**Work to do**
Omit all pictures, then retype exactly the lines from the one that contains "Extract the structured" through the end of the listing.

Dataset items
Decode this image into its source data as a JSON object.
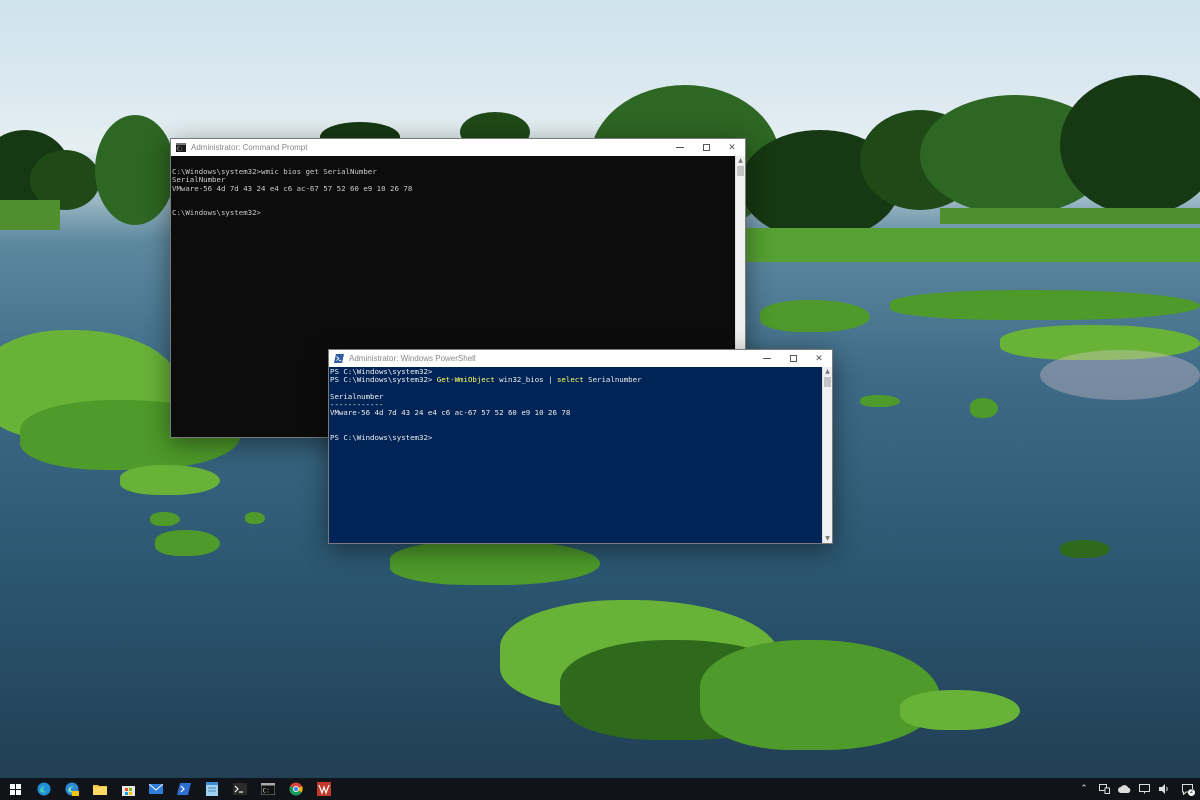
{
  "cmd_window": {
    "title": "Administrator: Command Prompt",
    "lines": [
      "C:\\Windows\\system32>wmic bios get SerialNumber",
      "SerialNumber",
      "VMware-56 4d 7d 43 24 e4 c6 ac-67 57 52 60 e9 10 26 78",
      "",
      "",
      "C:\\Windows\\system32>"
    ]
  },
  "ps_window": {
    "title": "Administrator: Windows PowerShell",
    "line1": "PS C:\\Windows\\system32>",
    "line2_prompt": "PS C:\\Windows\\system32> ",
    "line2_cmdlet": "Get-WmiObject",
    "line2_arg": " win32_bios ",
    "line2_pipe": "| ",
    "line2_select": "select",
    "line2_prop": " Serialnumber",
    "line4": "Serialnumber",
    "line5": "------------",
    "line6": "VMware-56 4d 7d 43 24 e4 c6 ac-67 57 52 60 e9 10 26 78",
    "line9": "PS C:\\Windows\\system32>"
  },
  "taskbar": {
    "items": [
      "start",
      "edge",
      "edge-canary",
      "file-explorer",
      "microsoft-store",
      "mail",
      "powershell",
      "notepad",
      "windows-terminal",
      "command-prompt",
      "chrome",
      "app"
    ],
    "notification_count": "2"
  },
  "colors": {
    "ps_background": "#012456",
    "cmd_background": "#0c0c0c",
    "cmdlet_yellow": "#ffff66"
  }
}
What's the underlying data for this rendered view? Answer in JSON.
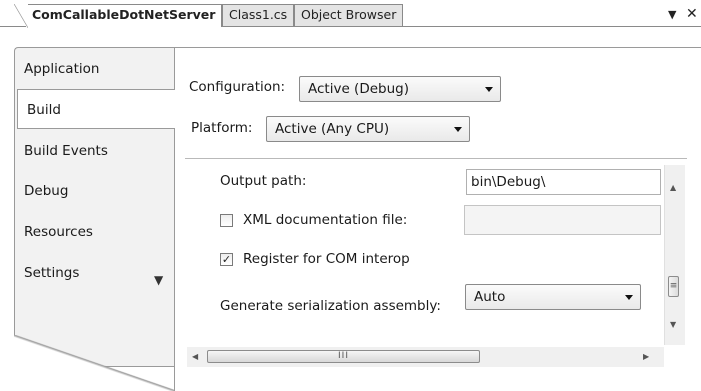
{
  "document_tabs": [
    {
      "label": "ComCallableDotNetServer",
      "active": true
    },
    {
      "label": "Class1.cs",
      "active": false
    },
    {
      "label": "Object Browser",
      "active": false
    }
  ],
  "window_controls": {
    "dropdown_icon": "chevron-down-icon",
    "close_icon": "close-icon"
  },
  "side_tabs": [
    {
      "label": "Application"
    },
    {
      "label": "Build",
      "active": true
    },
    {
      "label": "Build Events"
    },
    {
      "label": "Debug"
    },
    {
      "label": "Resources"
    },
    {
      "label": "Settings"
    }
  ],
  "build": {
    "configuration": {
      "label": "Configuration:",
      "value": "Active (Debug)"
    },
    "platform": {
      "label": "Platform:",
      "value": "Active (Any CPU)"
    },
    "output_path": {
      "label": "Output path:",
      "value": "bin\\Debug\\"
    },
    "xml_doc": {
      "label": "XML documentation file:",
      "checked": false,
      "value": ""
    },
    "com_interop": {
      "label": "Register for COM interop",
      "checked": true
    },
    "serialization": {
      "label": "Generate serialization assembly:",
      "value": "Auto"
    }
  }
}
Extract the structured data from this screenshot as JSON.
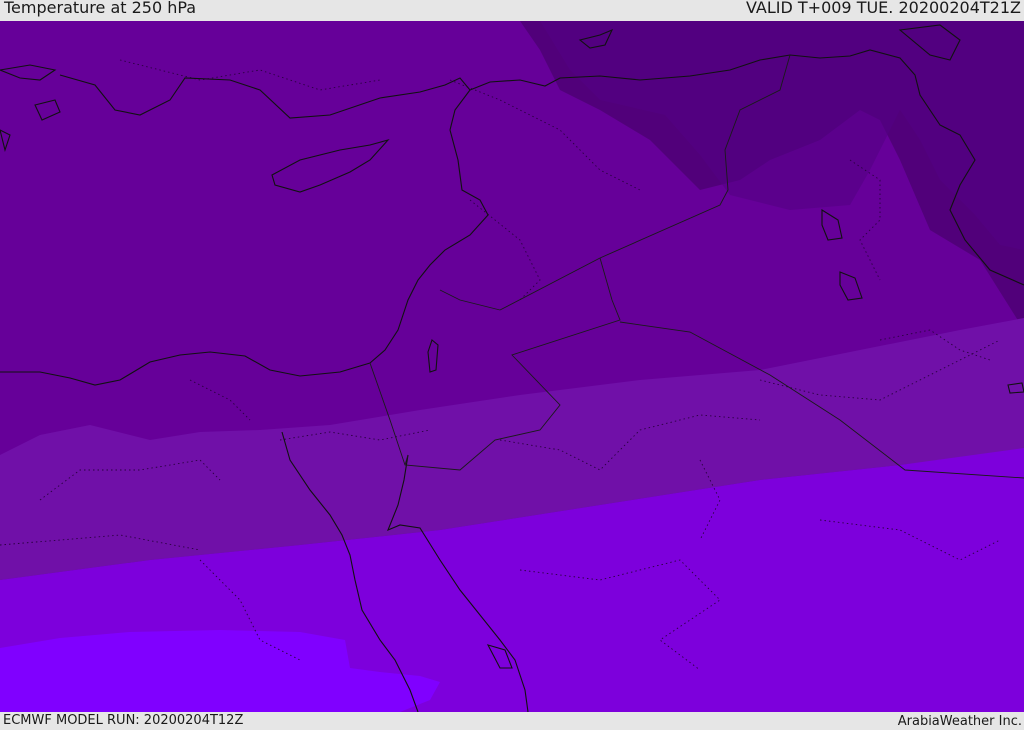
{
  "header": {
    "title": "Temperature at 250 hPa",
    "valid": "VALID T+009 TUE. 20200204T21Z"
  },
  "footer": {
    "model_run": "ECMWF MODEL RUN: 20200204T12Z",
    "credit": "ArabiaWeather Inc."
  },
  "map": {
    "field": "temperature_250hpa",
    "colors": {
      "band_darkest": "#51007a",
      "band_dark": "#5d0090",
      "band_mid": "#660099",
      "band_light": "#7010a8",
      "band_brighter": "#7d00dc",
      "band_brightest": "#8000ff",
      "coastline": "#111111",
      "boundaries": "#222222"
    }
  }
}
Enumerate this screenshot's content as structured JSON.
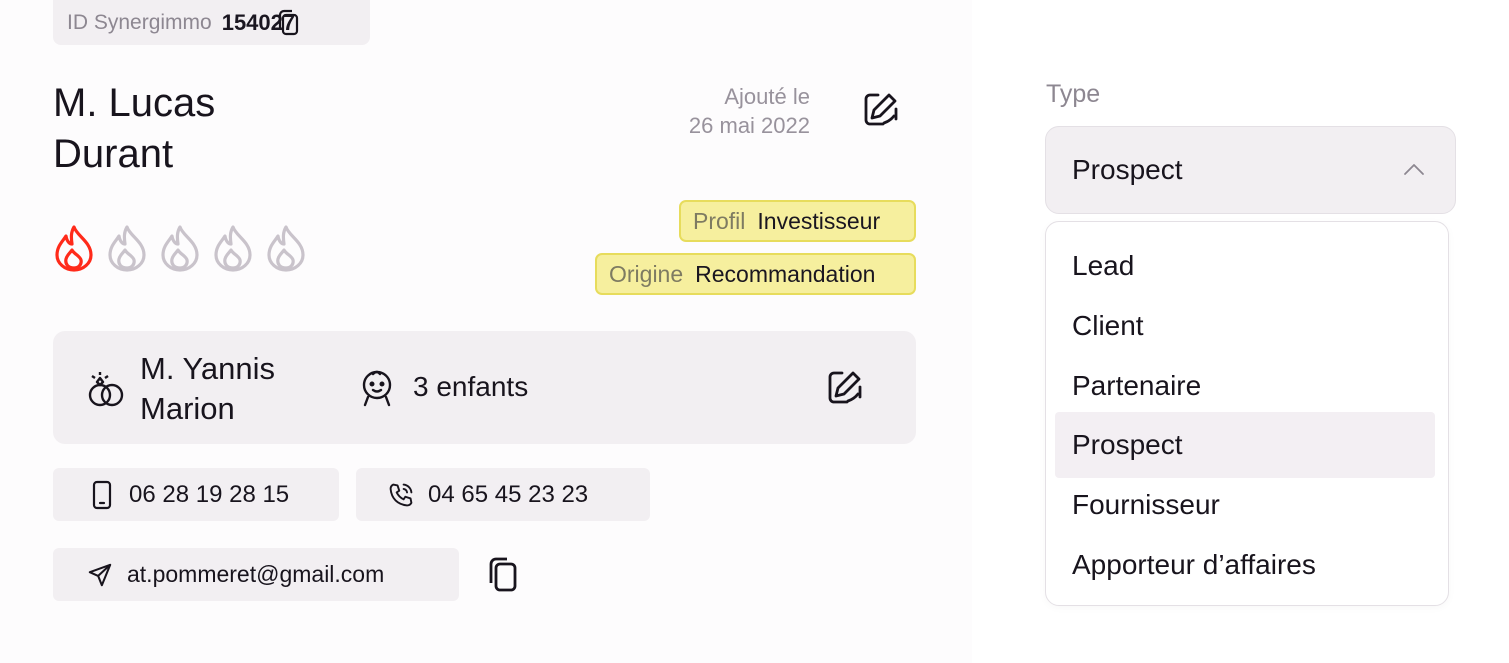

**Answer to the exercise**
Extract the structured data from this screenshot as JSON.
{
  "header": {
    "title": "Temperature at 250 hPa",
    "valid": "VALID T+009 TUE. 20200204T21Z"
  },
  "footer": {
    "model_run": "ECMWF MODEL RUN: 20200204T12Z",
    "credit": "ArabiaWeather Inc."
  },
  "map": {
    "field": "temperature_250hpa",
    "colors": {
      "band_darkest": "#51007a",
      "band_dark": "#5d0090",
      "band_mid": "#660099",
      "band_light": "#7010a8",
      "band_brighter": "#7d00dc",
      "band_brightest": "#8000ff",
      "coastline": "#111111",
      "boundaries": "#222222"
    }
  }
}
Enumerate this screenshot's content as structured JSON.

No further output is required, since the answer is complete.